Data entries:

____

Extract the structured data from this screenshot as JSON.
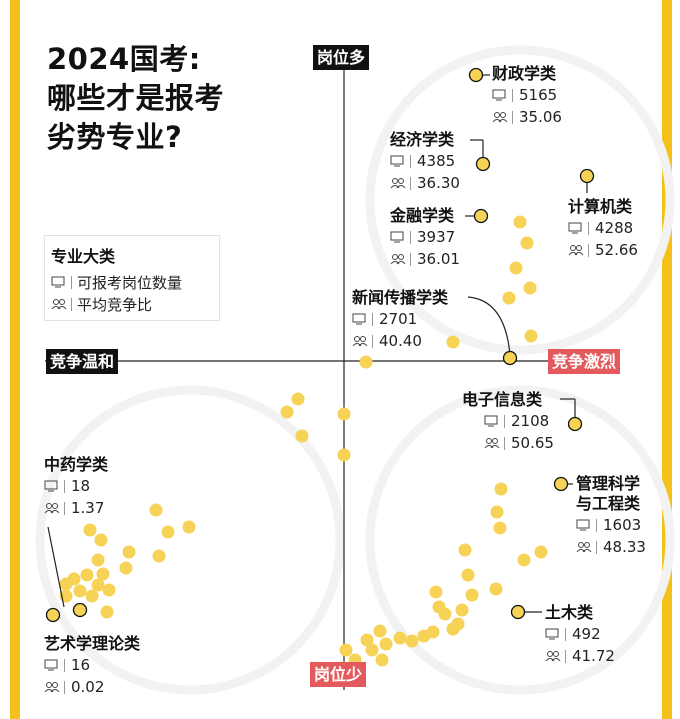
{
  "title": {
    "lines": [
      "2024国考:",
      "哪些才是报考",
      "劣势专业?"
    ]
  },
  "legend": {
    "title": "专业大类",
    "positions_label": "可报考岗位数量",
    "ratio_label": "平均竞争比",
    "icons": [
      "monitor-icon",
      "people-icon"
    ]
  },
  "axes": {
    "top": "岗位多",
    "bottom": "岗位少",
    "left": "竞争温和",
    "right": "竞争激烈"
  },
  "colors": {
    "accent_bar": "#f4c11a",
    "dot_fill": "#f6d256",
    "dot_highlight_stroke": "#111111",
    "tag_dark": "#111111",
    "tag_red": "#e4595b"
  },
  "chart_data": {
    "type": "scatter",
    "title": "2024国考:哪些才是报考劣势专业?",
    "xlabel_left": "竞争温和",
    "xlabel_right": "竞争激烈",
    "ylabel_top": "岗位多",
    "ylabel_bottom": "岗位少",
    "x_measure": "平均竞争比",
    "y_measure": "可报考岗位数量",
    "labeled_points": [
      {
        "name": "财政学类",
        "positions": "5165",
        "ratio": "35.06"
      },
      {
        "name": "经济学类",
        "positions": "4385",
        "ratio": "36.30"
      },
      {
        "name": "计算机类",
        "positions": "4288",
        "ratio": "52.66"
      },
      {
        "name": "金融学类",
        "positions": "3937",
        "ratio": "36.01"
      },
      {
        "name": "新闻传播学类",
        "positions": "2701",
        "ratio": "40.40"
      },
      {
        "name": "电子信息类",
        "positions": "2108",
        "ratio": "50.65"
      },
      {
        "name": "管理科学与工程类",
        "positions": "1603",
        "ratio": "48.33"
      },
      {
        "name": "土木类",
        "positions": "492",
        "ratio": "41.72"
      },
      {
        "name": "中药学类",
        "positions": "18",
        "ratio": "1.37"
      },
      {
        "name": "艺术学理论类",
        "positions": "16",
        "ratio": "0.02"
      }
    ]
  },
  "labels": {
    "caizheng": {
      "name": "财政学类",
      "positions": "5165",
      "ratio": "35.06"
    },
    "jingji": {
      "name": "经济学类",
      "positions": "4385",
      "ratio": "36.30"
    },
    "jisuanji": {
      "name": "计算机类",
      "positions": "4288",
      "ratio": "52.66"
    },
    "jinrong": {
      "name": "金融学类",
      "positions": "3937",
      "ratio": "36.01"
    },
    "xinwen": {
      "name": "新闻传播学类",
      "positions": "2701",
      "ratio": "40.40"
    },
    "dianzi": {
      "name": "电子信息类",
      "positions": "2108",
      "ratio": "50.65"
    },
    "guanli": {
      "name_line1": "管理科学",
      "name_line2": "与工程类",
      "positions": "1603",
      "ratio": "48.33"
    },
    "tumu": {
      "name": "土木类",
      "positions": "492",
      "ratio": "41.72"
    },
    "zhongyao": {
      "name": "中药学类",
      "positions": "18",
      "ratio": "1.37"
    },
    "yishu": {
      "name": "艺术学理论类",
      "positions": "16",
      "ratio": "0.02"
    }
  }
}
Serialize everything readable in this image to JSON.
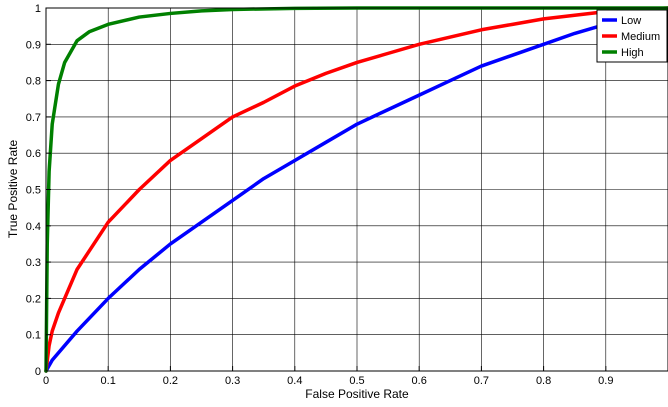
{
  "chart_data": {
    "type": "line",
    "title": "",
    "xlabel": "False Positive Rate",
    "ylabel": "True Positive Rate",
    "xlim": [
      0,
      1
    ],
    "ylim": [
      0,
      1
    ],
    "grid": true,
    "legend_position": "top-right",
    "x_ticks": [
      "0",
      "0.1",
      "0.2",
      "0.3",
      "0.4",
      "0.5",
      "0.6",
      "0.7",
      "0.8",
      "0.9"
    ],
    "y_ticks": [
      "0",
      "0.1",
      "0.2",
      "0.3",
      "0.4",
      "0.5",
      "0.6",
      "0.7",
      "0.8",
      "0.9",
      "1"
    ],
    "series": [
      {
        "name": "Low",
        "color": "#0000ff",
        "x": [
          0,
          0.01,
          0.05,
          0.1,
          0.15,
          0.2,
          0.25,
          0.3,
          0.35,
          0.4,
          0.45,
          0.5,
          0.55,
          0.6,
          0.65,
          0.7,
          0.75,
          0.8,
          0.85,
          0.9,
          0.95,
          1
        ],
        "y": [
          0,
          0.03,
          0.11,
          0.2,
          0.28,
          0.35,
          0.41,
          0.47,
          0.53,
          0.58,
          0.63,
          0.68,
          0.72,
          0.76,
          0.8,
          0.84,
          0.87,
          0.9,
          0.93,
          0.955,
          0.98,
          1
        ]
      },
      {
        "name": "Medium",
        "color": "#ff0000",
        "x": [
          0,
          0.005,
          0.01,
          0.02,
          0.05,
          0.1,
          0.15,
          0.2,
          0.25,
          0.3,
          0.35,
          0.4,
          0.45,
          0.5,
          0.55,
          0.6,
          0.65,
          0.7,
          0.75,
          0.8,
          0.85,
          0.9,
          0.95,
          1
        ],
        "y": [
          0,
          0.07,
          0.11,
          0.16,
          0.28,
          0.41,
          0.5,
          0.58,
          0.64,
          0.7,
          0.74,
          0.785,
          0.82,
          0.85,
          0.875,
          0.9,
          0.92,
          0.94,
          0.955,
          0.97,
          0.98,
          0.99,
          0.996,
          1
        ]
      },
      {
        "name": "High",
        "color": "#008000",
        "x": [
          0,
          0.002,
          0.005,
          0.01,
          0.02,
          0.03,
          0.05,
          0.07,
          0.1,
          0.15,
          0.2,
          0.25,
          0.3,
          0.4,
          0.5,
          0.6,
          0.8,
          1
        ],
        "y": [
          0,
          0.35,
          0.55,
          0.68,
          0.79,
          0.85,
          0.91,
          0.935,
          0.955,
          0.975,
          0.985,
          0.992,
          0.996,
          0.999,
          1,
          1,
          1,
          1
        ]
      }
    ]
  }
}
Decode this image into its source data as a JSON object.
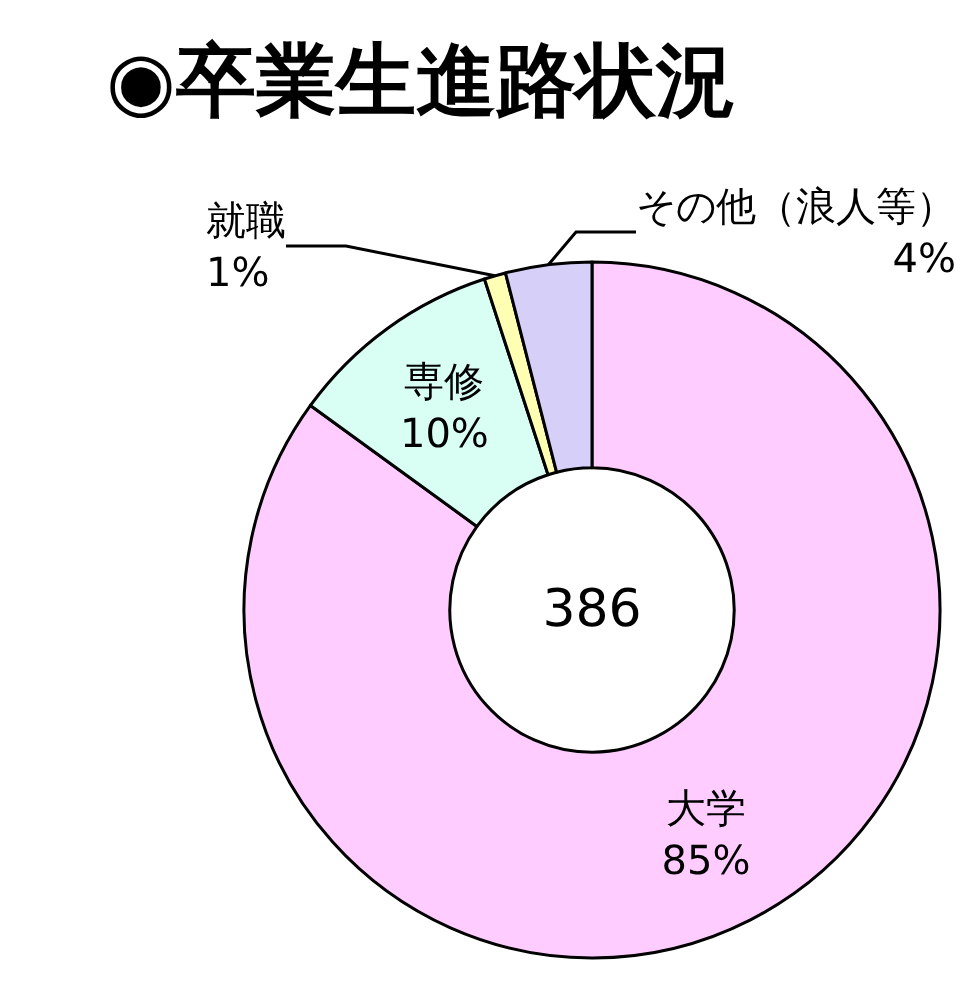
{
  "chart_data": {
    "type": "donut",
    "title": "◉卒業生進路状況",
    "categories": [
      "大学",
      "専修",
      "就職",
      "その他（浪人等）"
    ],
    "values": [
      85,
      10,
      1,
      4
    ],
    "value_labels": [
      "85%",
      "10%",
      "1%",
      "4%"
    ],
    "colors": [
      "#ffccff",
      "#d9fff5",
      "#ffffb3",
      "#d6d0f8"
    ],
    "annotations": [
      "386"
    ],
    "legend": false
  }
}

____

» What you will do:
Locate all lines holding the word "Rate", then copy them out.

» Task output:
    "xlabel": "False Positive Rate",
    "ylabel": "True Positive Rate",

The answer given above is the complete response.